Stated exercise A ->
Please rewrite the entries from the line containing "white-stone-R14 — [396, 119, 415, 138]" through the line containing "fox-mascot-image — [553, 17, 600, 62]", renaming "info-text-line" to "status-text-line" and leaving everything else unchanged.

Source extract ->
· · ·

Trends in the mean conditions for the 250–750-km annulus around Paine show only subtle evolution for 36 h before to 12 h after the research flights. SST is nearly constant at 28.3°C (Fig. 2a). Deep-layer vertical shear varies from 10 to 15 m s−1 after an initial high value at 0000 UTC 29 September (Fig. 2b). Midlevel thermodynamic conditions reveal inconsequential variations prior to and during the experiment (Figs. 2c–e). Note that shear and midlevel moisture, though steady, are not ideal for intensification and may be partially responsible for Paine achieving only category-1 status. Maximum potetial intensity for Paine, assuming outflow temperature to be the 200-hPa level, is 55 m s−1, based on the work by Emanuel (1986). The steadiness of the fields improves the likelihood of detecting any effects caused by the presence of the Baja ridge.

Fig. 2.

Trends for the mean conditions in the annulus 250–750 km from the circulation center from 0000 UTC 29 Sep to 1200 UTC 2 Oct. Variables are (a) SST (°C), (b) 200–850-hPa horizontal wind shear (m s−1), (c) potential temperature (K), (d) equivalent potential temperature (K), and (e) relative humidity (%), all at 500 hPa. Bars depict standard deviation within the annulus

Fig. 2.

· · ·

Exercise inputs ->
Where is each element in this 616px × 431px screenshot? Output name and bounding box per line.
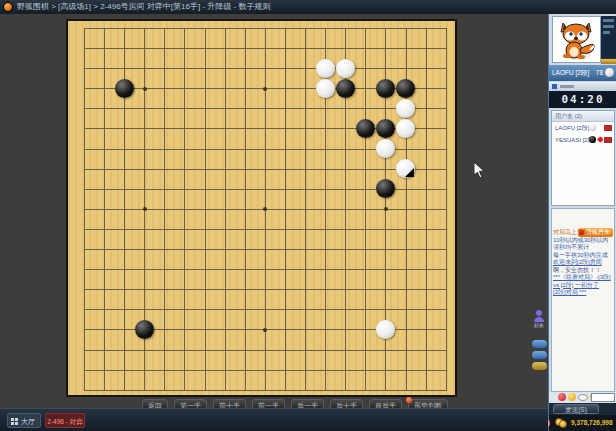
white-stone-R14 — [396, 119, 415, 138]
player-list-header: 用户名 (2) — [552, 111, 614, 122]
info-text-line — [603, 25, 614, 28]
white-stone-Q4 — [376, 320, 395, 339]
chat-message: 每一手棋30秒内完成 — [553, 252, 614, 260]
white-stone-R12 — [396, 159, 415, 178]
fox-mascot-image — [553, 17, 600, 62]
chat-panel[interactable]: 野狐丹朱 对局马上开始10秒以内或30秒以内读秒均不累计每一手棋30秒内完成欢迎… — [551, 208, 615, 392]
title-bar: 野狐围棋 > [高级场1] > 2-496号房间 对弈中[第16手] - 升降级… — [0, 0, 616, 14]
white-stone-O17 — [336, 59, 355, 78]
window-title: 野狐围棋 > [高级场1] > 2-496号房间 对弈中[第16手] - 升降级… — [17, 0, 270, 14]
star-point — [263, 87, 267, 91]
star-point — [263, 207, 267, 211]
white-stone-Q13 — [376, 139, 395, 158]
white-stone-R15 — [396, 99, 415, 118]
send-button[interactable]: 发送(S) — [553, 404, 599, 414]
player-list-row[interactable]: LAOFU [2段] — [552, 122, 614, 134]
send-bar: 发送(S) — [549, 403, 616, 415]
black-stone-icon — [589, 136, 596, 143]
player-name: LAOFU [2段] — [552, 69, 589, 76]
info-text-line — [603, 31, 610, 34]
emoticon-icon[interactable] — [568, 393, 576, 401]
player-score: 78 — [596, 65, 603, 81]
player-name-bar: LAOFU [2段] 78 — [549, 65, 616, 81]
white-stone-N16 — [316, 79, 335, 98]
coin-balance: 9,378,726,998 — [571, 419, 613, 426]
app-logo-icon — [3, 2, 13, 12]
last-move-marker — [405, 168, 414, 177]
star-point — [384, 207, 388, 211]
info-text-line — [603, 19, 614, 22]
player-list: 用户名 (2) LAOFU [2段]YESUASI [2段] — [551, 110, 615, 206]
quick-icon-column: 好友 — [530, 310, 548, 373]
quick-pill-button-3[interactable] — [532, 362, 547, 370]
bottom-task-bar: 大厅 2-496 - 对弈 — [0, 408, 548, 431]
timer-ticks — [560, 85, 574, 88]
coins-icon — [555, 418, 567, 428]
white-stone-N17 — [316, 59, 335, 78]
game-sidebar: LAOFU [2段] 78 04:20 用户名 (2) LAOFU [2段]YE… — [548, 14, 616, 431]
country-flag-icon — [604, 125, 612, 131]
go-board[interactable] — [66, 19, 457, 397]
star-point — [263, 328, 267, 332]
lobby-grid-icon — [11, 418, 18, 425]
chat-input[interactable] — [591, 393, 615, 402]
white-stone-icon — [589, 124, 596, 131]
board-area: 返回第一手前十手前一手后一手后十手最后手形势判断 好友 — [0, 14, 548, 408]
black-stone-Q14 — [376, 119, 395, 138]
player-list-row[interactable]: YESUASI [2段] — [552, 134, 614, 146]
tab-lobby[interactable]: 大厅 — [7, 413, 41, 428]
board-grid[interactable] — [84, 28, 447, 391]
quick-pill-button-1[interactable] — [532, 340, 547, 348]
chat-message: 对局马上开始 — [553, 229, 614, 237]
chat-message: 10秒以内或30秒以内读秒均不累计 — [553, 237, 614, 252]
notification-dot — [406, 397, 412, 403]
fox-go-client-window: 野狐围棋 > [高级场1] > 2-496号房间 对弈中[第16手] - 升降级… — [0, 0, 616, 431]
tab-current-game[interactable]: 2-496 - 对弈 — [45, 413, 85, 428]
experience-bar — [601, 58, 616, 64]
chat-message: [2段]对局 *** — [553, 289, 614, 297]
black-stone-D4 — [135, 320, 154, 339]
star-point — [143, 87, 147, 91]
game-clock: 04:20 — [549, 91, 616, 108]
mouse-cursor — [474, 162, 486, 180]
star-point — [143, 207, 147, 211]
black-stone-C16 — [115, 79, 134, 98]
timer-header — [549, 82, 616, 91]
lobby-tab-label: 大厅 — [21, 418, 35, 425]
friends-icon[interactable] — [536, 310, 542, 316]
chat-message: 欢迎来到[2段]房间 — [553, 259, 614, 267]
black-stone-R16 — [396, 79, 415, 98]
quick-pill-button-2[interactable] — [532, 351, 547, 359]
player-avatar[interactable] — [552, 16, 601, 63]
black-stone-P14 — [356, 119, 375, 138]
sticker-icon[interactable] — [578, 394, 588, 401]
chat-message: 啊，安全勿扰！！ — [553, 267, 614, 275]
player-info-panel — [601, 16, 616, 63]
timer-mode-icon — [552, 84, 557, 89]
chat-message: ***《联赛对局》-[3段] vs [2段] 一积分了 — [553, 274, 614, 289]
record-icon[interactable] — [558, 393, 566, 401]
wallet-row: 9,378,726,998 — [549, 415, 616, 431]
white-stone-icon — [605, 68, 614, 77]
black-stone-Q11 — [376, 179, 395, 198]
black-stone-Q16 — [376, 79, 395, 98]
friends-label: 好友 — [530, 322, 548, 328]
player-list-name: LAOFU [2段] — [555, 125, 589, 131]
country-flag-icon — [604, 137, 612, 143]
black-stone-O16 — [336, 79, 355, 98]
location-pin-icon — [597, 136, 604, 143]
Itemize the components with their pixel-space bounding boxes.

· · ·

Stated exercise B ->
Answer these questions about the passage on Paine:
(i) At what value does the passage say SST stays nearly constant?
(ii) What maximum potential intensity does it give for Paine?
(iii) What do the bars in Fig. 2 depict?

Exercise result A ->
white-stone-R14 — [396, 119, 415, 138]
player-list-header: 用户名 (2) — [552, 111, 614, 122]
status-text-line — [603, 25, 614, 28]
white-stone-Q4 — [376, 320, 395, 339]
chat-message: 每一手棋30秒内完成 — [553, 252, 614, 260]
white-stone-R12 — [396, 159, 415, 178]
fox-mascot-image — [553, 17, 600, 62]

Exercise result B ->
(i) 28.3°C
(ii) 55 m s−1
(iii) Standard deviation within the annulus